───── 摘录原文 ─────

跳转至

Prometheus安装部署

Prometheus简介

参考官网文档: https://prometheus.io/docs/prometheus/latest/installation/

Prometheus architecture

Prometheus server服务

# my global config
global:
  scrape_interval:     15s # Set the scrape interval to every 15 seconds. Default is every 1 minute.
  evaluation_interval: 15s # Evaluate rules every 15 seconds. The default is every 1 minute.
  # scrape_timeout is set to the global default (10s).

# Alertmanager configuration
#alerting:
#  alertmanagers:
#  - static_configs:
#    - targets:
#       - alertmanager:9093

# Load rules once and periodically evaluate them according to the global 'evaluation_interval'.
#rule_files:
#  - "/etc/prometheus/*rules.yml"
  #- "/etc/prometheus/rules.yml"
  #- "/etc/prometheus/node-exporter-alert-rules.yml"
  #- "/etc/prometheus/node-exporter-record-rules.yml"
  # - "first_rules.yml"
  # - "second_rules.yml"

───── 条目列表 ─────

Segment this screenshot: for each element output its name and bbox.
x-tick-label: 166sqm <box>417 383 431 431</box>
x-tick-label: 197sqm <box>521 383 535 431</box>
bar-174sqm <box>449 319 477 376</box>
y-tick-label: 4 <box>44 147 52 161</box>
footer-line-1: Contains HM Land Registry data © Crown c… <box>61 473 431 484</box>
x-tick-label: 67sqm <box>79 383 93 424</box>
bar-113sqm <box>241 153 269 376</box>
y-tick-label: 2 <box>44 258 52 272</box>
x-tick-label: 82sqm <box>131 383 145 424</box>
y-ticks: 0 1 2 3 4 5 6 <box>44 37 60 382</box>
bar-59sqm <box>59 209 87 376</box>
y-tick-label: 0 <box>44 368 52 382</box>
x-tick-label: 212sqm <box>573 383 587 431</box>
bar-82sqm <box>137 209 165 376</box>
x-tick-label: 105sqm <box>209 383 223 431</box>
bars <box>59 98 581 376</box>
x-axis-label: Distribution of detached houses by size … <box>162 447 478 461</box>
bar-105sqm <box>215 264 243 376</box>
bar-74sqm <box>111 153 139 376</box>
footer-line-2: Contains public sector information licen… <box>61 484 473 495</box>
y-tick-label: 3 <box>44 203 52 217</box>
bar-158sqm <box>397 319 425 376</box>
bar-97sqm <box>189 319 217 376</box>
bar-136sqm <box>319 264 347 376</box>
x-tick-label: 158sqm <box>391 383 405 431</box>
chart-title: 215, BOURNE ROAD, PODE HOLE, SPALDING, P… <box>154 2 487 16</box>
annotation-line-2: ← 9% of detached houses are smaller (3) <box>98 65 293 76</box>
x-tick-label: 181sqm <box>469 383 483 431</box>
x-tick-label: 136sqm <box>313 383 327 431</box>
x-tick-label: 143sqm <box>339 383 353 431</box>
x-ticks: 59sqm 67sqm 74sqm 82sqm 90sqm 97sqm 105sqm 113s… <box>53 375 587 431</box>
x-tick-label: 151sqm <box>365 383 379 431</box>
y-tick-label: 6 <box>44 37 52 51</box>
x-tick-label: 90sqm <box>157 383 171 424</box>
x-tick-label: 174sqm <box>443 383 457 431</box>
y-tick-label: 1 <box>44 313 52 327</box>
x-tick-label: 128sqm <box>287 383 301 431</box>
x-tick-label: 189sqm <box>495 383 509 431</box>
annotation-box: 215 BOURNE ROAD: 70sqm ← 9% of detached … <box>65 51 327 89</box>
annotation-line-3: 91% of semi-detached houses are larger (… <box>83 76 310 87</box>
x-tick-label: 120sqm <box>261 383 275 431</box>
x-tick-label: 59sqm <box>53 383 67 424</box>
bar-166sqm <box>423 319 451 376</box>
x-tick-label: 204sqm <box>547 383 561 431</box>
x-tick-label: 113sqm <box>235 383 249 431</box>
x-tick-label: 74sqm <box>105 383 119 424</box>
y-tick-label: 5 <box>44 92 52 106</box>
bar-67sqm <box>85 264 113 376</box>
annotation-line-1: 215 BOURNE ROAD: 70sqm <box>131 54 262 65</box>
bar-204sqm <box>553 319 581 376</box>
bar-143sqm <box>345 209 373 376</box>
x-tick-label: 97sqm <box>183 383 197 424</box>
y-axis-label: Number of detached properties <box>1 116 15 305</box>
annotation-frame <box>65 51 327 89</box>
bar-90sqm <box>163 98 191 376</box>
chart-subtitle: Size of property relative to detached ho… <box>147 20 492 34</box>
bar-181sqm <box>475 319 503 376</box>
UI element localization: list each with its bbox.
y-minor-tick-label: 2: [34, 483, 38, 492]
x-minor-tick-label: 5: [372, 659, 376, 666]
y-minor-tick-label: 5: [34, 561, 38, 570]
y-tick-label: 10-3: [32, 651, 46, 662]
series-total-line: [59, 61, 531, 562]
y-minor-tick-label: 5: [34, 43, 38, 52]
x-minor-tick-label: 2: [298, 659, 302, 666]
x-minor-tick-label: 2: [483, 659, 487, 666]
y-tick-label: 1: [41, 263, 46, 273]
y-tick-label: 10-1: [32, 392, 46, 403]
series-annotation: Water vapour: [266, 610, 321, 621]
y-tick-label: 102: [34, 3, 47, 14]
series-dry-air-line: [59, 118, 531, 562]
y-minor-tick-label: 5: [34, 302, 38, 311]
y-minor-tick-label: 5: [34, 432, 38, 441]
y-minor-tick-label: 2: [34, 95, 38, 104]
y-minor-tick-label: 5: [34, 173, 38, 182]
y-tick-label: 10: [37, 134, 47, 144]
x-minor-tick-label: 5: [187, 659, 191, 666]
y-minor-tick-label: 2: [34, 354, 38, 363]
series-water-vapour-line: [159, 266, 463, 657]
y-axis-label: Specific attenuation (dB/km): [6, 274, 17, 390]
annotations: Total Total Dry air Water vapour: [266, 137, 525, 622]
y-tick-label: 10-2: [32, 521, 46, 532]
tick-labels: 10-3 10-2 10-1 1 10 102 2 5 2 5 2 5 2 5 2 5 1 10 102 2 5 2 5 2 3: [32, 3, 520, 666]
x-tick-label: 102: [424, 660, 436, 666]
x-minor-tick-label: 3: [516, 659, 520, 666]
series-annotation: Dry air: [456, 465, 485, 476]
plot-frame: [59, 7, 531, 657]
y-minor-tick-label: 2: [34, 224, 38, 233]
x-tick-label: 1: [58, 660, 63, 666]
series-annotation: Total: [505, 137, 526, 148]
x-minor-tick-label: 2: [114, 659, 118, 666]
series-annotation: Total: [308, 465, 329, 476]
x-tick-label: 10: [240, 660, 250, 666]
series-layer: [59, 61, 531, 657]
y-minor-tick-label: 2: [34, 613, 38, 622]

─────

**任务要求**.
按出现顺序，列出上方摘录原文中 rule_files 部分写到的全部规则文件。

**本题解答**.
1. /etc/prometheus/*rules.yml
2. /etc/prometheus/rules.yml
3. /etc/prometheus/node-exporter-alert-rules.yml
4. /etc/prometheus/node-exporter-record-rules.yml
5. first_rules.yml
6. second_rules.yml